Information provided -
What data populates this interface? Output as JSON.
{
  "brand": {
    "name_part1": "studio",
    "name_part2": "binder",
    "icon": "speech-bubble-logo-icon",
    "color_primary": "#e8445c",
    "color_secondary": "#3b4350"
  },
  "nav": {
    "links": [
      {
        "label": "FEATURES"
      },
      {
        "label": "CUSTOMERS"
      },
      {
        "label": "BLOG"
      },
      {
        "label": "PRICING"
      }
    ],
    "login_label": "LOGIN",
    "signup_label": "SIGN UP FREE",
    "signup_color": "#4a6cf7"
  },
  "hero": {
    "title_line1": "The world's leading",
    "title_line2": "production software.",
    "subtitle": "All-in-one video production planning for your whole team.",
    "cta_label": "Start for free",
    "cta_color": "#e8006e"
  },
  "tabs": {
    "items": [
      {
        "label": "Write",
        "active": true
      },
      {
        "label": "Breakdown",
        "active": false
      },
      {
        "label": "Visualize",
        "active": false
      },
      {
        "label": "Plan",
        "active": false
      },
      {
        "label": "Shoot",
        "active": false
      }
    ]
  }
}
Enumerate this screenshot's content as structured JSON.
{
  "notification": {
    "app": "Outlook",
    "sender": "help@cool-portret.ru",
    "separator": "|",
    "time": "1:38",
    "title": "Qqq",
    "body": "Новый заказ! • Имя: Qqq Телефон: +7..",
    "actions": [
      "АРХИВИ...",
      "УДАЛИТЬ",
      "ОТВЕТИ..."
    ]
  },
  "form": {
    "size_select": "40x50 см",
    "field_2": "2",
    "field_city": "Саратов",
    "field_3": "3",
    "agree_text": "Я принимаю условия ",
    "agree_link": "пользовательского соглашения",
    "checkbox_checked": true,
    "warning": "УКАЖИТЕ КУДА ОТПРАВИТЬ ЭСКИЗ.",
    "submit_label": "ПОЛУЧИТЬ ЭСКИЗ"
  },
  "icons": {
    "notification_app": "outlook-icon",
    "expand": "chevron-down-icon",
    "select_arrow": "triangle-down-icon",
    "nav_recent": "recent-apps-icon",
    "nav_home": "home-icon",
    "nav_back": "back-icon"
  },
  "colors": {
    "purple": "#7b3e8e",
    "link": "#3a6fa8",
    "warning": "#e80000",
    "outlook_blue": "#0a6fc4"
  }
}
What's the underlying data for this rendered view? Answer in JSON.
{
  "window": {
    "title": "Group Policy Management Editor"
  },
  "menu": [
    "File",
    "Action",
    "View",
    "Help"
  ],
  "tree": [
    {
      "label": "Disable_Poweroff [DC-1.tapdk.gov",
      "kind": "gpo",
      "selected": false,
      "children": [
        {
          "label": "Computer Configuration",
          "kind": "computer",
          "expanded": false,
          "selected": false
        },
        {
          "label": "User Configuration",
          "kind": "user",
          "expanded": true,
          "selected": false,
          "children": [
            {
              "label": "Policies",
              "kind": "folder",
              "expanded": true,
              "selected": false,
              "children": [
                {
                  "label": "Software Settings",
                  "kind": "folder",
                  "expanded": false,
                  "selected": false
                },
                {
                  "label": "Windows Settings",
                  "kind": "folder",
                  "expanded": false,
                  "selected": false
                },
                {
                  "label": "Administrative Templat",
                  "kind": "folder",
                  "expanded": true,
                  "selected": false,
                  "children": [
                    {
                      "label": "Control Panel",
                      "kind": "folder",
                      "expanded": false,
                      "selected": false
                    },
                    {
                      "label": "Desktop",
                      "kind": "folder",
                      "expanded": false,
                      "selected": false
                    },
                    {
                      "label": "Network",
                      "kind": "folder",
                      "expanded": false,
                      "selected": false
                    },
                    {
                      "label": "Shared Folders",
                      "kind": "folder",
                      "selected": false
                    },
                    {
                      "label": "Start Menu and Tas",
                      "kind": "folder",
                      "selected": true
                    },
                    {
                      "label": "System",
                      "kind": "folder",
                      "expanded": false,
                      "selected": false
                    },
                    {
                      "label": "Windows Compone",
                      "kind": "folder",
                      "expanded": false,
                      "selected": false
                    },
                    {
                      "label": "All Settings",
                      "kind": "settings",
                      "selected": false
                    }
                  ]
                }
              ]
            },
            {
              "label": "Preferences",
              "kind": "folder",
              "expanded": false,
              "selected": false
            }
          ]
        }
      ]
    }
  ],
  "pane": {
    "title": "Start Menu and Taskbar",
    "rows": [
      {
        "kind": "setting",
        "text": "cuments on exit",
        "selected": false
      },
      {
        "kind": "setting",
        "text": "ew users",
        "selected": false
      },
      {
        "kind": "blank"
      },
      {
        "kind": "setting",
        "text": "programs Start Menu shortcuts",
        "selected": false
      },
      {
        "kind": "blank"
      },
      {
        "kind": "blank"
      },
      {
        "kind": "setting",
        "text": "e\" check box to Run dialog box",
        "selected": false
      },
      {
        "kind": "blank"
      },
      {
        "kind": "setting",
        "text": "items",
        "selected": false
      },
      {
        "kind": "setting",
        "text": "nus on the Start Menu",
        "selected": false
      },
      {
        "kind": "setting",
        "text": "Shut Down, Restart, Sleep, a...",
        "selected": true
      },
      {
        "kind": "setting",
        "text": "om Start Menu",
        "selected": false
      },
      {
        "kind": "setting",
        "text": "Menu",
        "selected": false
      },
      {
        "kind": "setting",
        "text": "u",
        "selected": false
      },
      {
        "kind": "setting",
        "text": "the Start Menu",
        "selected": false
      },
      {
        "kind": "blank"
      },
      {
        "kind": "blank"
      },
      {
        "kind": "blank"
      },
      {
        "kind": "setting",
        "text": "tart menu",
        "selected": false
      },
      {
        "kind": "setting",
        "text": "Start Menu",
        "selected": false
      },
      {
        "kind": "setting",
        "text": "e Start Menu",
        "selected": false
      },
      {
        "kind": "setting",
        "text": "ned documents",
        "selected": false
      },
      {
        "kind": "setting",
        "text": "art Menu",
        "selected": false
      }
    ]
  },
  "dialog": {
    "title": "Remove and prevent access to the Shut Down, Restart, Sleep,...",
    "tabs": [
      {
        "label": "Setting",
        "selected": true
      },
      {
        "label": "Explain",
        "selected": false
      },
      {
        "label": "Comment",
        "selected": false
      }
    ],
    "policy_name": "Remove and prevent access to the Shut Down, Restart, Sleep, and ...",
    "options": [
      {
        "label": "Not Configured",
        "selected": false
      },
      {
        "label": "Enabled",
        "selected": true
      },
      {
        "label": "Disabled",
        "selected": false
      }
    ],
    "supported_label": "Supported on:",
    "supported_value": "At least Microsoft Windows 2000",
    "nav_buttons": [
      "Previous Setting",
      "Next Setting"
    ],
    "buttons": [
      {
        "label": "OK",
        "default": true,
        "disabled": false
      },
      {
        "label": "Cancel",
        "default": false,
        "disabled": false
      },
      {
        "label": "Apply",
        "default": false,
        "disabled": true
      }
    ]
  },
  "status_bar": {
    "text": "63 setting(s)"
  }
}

Written problem -
List the lines that contain the word "Remove".

Problem solution -
    "title": "Remove and prevent access to the Shut Down, Restart, Sleep,...",
    "policy_name": "Remove and prevent access to the Shut Down, Restart, Sleep, and ...",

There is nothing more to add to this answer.